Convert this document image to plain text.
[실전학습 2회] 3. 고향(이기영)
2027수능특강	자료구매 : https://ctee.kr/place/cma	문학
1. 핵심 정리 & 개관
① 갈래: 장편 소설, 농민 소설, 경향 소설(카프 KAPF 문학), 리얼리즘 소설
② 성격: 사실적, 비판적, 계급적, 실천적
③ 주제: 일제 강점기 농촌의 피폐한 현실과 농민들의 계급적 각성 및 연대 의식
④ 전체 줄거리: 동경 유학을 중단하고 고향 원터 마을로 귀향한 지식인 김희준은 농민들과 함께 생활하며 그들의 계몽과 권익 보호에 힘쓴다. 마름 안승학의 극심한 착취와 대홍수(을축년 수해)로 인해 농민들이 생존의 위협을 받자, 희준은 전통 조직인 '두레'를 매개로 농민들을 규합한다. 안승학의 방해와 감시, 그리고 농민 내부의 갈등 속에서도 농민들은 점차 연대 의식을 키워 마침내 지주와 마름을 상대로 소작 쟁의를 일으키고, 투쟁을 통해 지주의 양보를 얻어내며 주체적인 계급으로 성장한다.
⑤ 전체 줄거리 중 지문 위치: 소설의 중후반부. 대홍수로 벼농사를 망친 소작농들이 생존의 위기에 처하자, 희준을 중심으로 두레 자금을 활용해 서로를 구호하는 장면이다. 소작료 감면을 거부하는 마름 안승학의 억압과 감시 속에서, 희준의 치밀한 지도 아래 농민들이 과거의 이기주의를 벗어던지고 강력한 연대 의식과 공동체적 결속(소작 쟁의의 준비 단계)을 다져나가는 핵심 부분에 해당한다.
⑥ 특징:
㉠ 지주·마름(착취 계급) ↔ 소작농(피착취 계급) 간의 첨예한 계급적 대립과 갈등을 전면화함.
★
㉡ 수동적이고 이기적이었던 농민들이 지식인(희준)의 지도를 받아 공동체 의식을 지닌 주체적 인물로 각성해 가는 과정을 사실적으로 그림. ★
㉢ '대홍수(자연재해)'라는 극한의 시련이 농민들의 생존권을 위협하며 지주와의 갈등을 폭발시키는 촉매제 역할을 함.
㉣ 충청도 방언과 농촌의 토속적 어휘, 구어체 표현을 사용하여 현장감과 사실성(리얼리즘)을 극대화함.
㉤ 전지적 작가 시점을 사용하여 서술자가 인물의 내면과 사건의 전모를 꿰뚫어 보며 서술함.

##########

Reproduce the complete set of lines precisely as supplied.

Convert this document image to plain text.
[실전학습 2회] 3. 고향(이기영)
2027수능특강	자료구매 : https://ctee.kr/place/cma	문학
1. 핵심 정리 & 개관
① 갈래: 장편 소설, 농민 소설, 경향 소설(카프 KAPF 문학), 리얼리즘 소설
② 성격: 사실적, 비판적, 계급적, 실천적
③ 주제: 일제 강점기 농촌의 피폐한 현실과 농민들의 계급적 각성 및 연대 의식
④ 전체 줄거리: 동경 유학을 중단하고 고향 원터 마을로 귀향한 지식인 김희준은 농민들과 함께 생활하며 그들의 계몽과 권익 보호에 힘쓴다. 마름 안승학의 극심한 착취와 대홍수(을축년 수해)로 인해 농민들이 생존의 위협을 받자, 희준은 전통 조직인 '두레'를 매개로 농민들을 규합한다. 안승학의 방해와 감시, 그리고 농민 내부의 갈등 속에서도 농민들은 점차 연대 의식을 키워 마침내 지주와 마름을 상대로 소작 쟁의를 일으키고, 투쟁을 통해 지주의 양보를 얻어내며 주체적인 계급으로 성장한다.
⑤ 전체 줄거리 중 지문 위치: 소설의 중후반부. 대홍수로 벼농사를 망친 소작농들이 생존의 위기에 처하자, 희준을 중심으로 두레 자금을 활용해 서로를 구호하는 장면이다. 소작료 감면을 거부하는 마름 안승학의 억압과 감시 속에서, 희준의 치밀한 지도 아래 농민들이 과거의 이기주의를 벗어던지고 강력한 연대 의식과 공동체적 결속(소작 쟁의의 준비 단계)을 다져나가는 핵심 부분에 해당한다.
⑥ 특징:
㉠ 지주·마름(착취 계급) ↔ 소작농(피착취 계급) 간의 첨예한 계급적 대립과 갈등을 전면화함.
★
㉡ 수동적이고 이기적이었던 농민들이 지식인(희준)의 지도를 받아 공동체 의식을 지닌 주체적 인물로 각성해 가는 과정을 사실적으로 그림. ★
㉢ '대홍수(자연재해)'라는 극한의 시련이 농민들의 생존권을 위협하며 지주와의 갈등을 폭발시키는 촉매제 역할을 함.
㉣ 충청도 방언과 농촌의 토속적 어휘, 구어체 표현을 사용하여 현장감과 사실성(리얼리즘)을 극대화함.
㉤ 전지적 작가 시점을 사용하여 서술자가 인물의 내면과 사건의 전모를 꿰뚫어 보며 서술함.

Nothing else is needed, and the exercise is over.